## Stated task
Output the data below in full, character for character.

## Begin

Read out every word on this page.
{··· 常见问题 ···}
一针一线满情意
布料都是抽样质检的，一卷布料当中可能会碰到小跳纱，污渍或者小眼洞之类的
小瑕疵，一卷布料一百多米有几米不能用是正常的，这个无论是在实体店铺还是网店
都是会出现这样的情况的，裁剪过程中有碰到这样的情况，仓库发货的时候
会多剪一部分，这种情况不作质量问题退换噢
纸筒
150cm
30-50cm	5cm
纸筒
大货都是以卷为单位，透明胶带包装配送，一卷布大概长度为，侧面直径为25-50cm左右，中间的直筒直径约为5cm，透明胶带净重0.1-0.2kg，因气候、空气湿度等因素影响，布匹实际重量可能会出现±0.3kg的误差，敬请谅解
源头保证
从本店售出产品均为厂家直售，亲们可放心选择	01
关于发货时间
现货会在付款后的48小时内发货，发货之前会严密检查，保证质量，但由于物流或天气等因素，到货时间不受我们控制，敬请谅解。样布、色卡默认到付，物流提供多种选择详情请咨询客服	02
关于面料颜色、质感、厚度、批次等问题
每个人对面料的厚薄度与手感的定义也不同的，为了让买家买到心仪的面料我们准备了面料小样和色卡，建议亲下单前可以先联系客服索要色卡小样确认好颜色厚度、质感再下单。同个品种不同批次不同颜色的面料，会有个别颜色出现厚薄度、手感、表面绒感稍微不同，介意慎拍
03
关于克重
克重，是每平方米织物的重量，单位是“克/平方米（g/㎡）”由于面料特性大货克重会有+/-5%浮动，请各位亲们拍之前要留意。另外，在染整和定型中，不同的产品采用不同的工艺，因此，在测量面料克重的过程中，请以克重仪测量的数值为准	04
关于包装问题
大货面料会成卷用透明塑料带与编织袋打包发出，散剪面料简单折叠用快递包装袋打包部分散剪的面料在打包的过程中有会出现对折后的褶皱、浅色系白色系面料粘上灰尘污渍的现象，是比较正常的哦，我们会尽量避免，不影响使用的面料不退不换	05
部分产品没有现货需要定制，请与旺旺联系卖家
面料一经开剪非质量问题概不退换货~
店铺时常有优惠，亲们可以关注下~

## End

## The solution
Read out every word on this page.
{··· 常见问题 ···}
一针一线满情意
布料都是抽样质检的，一卷布料当中可能会碰到小跳纱，污渍或者小眼洞之类的
小瑕疵，一卷布料一百多米有几米不能用是正常的，这个无论是在实体店铺还是网店
都是会出现这样的情况的，裁剪过程中有碰到这样的情况，仓库发货的时候
会多剪一部分，这种情况不作质量问题退换噢
纸筒
150cm
30-50cm	5cm
纸筒
大货都是以卷为单位，透明胶带包装配送，一卷布大概长度为，侧面直径为25-50cm左右，中间的直筒直径约为5cm，透明胶带净重0.1-0.2kg，因气候、空气湿度等因素影响，布匹实际重量可能会出现±0.3kg的误差，敬请谅解
源头保证
从本店售出产品均为厂家直售，亲们可放心选择	01
关于发货时间
现货会在付款后的48小时内发货，发货之前会严密检查，保证质量，但由于物流或天气等因素，到货时间不受我们控制，敬请谅解。样布、色卡默认到付，物流提供多种选择详情请咨询客服	02
关于面料颜色、质感、厚度、批次等问题
每个人对面料的厚薄度与手感的定义也不同的，为了让买家买到心仪的面料我们准备了面料小样和色卡，建议亲下单前可以先联系客服索要色卡小样确认好颜色厚度、质感再下单。同个品种不同批次不同颜色的面料，会有个别颜色出现厚薄度、手感、表面绒感稍微不同，介意慎拍
03
关于克重
克重，是每平方米织物的重量，单位是“克/平方米（g/㎡）”由于面料特性大货克重会有+/-5%浮动，请各位亲们拍之前要留意。另外，在染整和定型中，不同的产品采用不同的工艺，因此，在测量面料克重的过程中，请以克重仪测量的数值为准	04
关于包装问题
大货面料会成卷用透明塑料带与编织袋打包发出，散剪面料简单折叠用快递包装袋打包部分散剪的面料在打包的过程中有会出现对折后的褶皱、浅色系白色系面料粘上灰尘污渍的现象，是比较正常的哦，我们会尽量避免，不影响使用的面料不退不换	05
部分产品没有现货需要定制，请与旺旺联系卖家
面料一经开剪非质量问题概不退换货~
店铺时常有优惠，亲们可以关注下~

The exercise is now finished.